(WHAT IS BEING ASKED)
Repeat the listing below in full, exactly as it stands.
************
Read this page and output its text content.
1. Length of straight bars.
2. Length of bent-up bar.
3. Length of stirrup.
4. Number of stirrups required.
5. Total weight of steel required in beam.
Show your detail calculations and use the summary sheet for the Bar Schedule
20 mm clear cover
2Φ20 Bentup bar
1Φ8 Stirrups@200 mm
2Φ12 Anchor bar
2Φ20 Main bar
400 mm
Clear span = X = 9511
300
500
************
(SOLUTION BELOW)
Read this page and output its text content.
1. Length of straight bars.
2. Length of bent-up bar.
3. Length of stirrup.
4. Number of stirrups required.
5. Total weight of steel required in beam.
Show your detail calculations and use the summary sheet for the Bar Schedule
20 mm clear cover
2Φ20 Bentup bar
1Φ8 Stirrups@200 mm
2Φ12 Anchor bar
2Φ20 Main bar
400 mm
Clear span = X = 9511
300
500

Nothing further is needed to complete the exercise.